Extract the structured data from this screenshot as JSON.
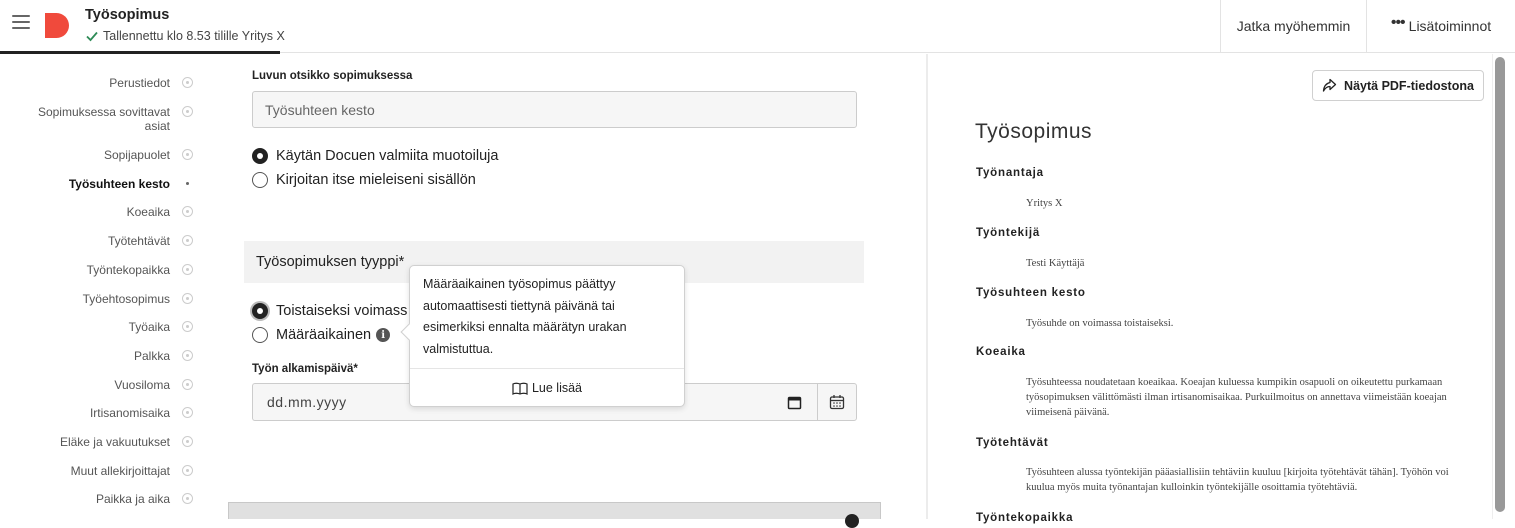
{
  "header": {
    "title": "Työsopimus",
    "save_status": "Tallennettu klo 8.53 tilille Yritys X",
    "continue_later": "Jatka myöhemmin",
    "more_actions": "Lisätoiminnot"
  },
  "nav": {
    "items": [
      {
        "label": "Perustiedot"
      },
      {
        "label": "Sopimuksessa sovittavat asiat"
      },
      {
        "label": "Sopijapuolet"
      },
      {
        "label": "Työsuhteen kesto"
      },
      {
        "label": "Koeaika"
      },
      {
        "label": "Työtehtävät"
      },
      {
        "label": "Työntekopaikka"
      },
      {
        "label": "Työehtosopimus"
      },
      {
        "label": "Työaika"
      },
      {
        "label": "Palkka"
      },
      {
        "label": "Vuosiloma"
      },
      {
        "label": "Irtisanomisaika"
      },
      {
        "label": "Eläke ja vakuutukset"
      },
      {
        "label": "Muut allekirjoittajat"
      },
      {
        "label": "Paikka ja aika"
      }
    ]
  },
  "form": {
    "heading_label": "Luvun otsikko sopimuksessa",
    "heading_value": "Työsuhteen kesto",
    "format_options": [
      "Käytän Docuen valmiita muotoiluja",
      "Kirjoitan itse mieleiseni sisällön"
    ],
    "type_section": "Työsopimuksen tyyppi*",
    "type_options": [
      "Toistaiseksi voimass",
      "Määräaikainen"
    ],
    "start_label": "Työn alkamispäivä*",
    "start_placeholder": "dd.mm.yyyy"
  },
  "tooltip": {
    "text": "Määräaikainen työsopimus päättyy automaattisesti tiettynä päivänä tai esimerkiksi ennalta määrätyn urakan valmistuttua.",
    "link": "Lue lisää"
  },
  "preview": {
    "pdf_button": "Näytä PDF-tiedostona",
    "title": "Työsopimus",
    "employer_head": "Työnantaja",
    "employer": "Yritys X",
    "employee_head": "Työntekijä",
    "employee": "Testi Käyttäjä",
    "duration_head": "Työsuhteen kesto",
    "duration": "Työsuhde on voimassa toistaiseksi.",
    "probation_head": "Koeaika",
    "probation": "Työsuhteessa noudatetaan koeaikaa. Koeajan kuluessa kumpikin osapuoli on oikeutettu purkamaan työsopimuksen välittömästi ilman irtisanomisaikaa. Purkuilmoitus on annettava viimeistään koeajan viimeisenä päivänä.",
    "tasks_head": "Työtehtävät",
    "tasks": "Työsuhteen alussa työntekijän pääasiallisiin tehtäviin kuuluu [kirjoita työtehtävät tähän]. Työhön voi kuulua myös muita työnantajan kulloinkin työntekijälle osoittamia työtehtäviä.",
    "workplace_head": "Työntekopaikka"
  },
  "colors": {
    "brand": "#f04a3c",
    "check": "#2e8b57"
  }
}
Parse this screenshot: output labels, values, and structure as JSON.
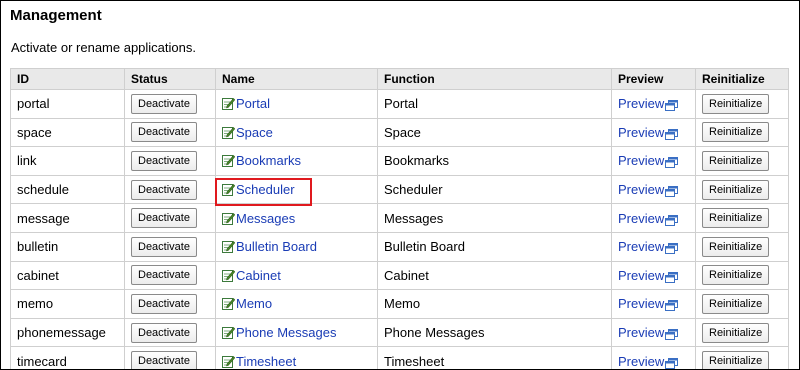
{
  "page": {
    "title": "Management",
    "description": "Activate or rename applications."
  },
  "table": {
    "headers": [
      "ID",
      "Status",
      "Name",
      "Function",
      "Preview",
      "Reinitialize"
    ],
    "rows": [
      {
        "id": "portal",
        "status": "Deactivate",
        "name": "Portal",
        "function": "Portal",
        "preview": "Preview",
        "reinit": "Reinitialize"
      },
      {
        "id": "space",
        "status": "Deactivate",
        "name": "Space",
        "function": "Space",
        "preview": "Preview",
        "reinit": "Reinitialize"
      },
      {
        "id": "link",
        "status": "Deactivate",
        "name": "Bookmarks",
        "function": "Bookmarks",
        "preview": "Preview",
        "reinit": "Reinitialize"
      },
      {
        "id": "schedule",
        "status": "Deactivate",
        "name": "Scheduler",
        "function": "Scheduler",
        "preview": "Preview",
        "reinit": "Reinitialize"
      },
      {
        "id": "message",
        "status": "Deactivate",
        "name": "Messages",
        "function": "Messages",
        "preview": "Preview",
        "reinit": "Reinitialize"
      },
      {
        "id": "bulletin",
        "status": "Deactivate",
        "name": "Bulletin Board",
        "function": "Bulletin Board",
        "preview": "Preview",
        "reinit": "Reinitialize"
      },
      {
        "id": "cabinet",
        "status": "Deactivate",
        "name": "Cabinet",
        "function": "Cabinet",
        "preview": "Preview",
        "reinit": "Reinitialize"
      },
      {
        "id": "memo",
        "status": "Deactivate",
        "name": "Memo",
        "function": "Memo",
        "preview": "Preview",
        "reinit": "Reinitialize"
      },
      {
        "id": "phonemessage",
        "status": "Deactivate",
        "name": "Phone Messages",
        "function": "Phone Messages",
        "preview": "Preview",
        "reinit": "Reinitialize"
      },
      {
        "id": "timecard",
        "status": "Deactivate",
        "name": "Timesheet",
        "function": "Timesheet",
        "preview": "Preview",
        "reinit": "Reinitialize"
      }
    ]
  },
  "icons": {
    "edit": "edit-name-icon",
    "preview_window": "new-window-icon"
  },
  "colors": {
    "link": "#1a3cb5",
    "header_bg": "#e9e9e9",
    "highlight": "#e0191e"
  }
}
┄┄┄┄┄┄┄┄┄┄
Provide the number of lines in these entries that hold the word "Messages", without any accompanying text.

### WORKED ANSWER
4